Task instructions | Copy the records out word for word, beginning with their first line and stopping after the line that contains "y-tick-label: 10⁵: [37, 59, 56, 74]".

# Record set start

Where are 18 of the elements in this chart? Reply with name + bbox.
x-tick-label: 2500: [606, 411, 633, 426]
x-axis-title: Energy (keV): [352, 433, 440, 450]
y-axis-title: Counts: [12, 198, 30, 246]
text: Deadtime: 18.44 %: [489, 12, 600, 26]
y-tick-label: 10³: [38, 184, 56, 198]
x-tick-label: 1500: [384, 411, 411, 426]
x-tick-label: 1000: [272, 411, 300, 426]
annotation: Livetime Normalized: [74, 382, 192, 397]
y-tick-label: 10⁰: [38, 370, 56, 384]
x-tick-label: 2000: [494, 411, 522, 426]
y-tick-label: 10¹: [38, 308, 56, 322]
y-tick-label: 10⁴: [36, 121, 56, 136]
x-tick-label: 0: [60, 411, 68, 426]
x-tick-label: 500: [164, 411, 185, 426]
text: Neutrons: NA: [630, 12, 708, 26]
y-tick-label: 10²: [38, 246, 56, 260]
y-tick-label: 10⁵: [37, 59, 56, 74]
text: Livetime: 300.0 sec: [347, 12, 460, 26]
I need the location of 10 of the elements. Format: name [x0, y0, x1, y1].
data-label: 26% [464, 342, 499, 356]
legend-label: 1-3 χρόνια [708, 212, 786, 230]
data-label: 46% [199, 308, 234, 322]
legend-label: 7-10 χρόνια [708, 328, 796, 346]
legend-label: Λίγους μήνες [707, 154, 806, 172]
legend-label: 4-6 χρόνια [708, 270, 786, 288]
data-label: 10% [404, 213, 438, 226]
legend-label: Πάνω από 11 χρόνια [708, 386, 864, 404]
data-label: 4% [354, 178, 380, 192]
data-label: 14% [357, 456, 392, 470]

# Record set end

Output for this exercise |
Where are 18 of the elements in this chart? Reply with name + bbox.
x-tick-label: 2500: [606, 411, 633, 426]
x-axis-title: Energy (keV): [352, 433, 440, 450]
y-axis-title: Counts: [12, 198, 30, 246]
text: Deadtime: 18.44 %: [489, 12, 600, 26]
y-tick-label: 10³: [38, 184, 56, 198]
x-tick-label: 1500: [384, 411, 411, 426]
x-tick-label: 1000: [272, 411, 300, 426]
annotation: Livetime Normalized: [74, 382, 192, 397]
y-tick-label: 10⁰: [38, 370, 56, 384]
x-tick-label: 2000: [494, 411, 522, 426]
y-tick-label: 10¹: [38, 308, 56, 322]
y-tick-label: 10⁴: [36, 121, 56, 136]
x-tick-label: 0: [60, 411, 68, 426]
x-tick-label: 500: [164, 411, 185, 426]
text: Neutrons: NA: [630, 12, 708, 26]
y-tick-label: 10²: [38, 246, 56, 260]
y-tick-label: 10⁵: [37, 59, 56, 74]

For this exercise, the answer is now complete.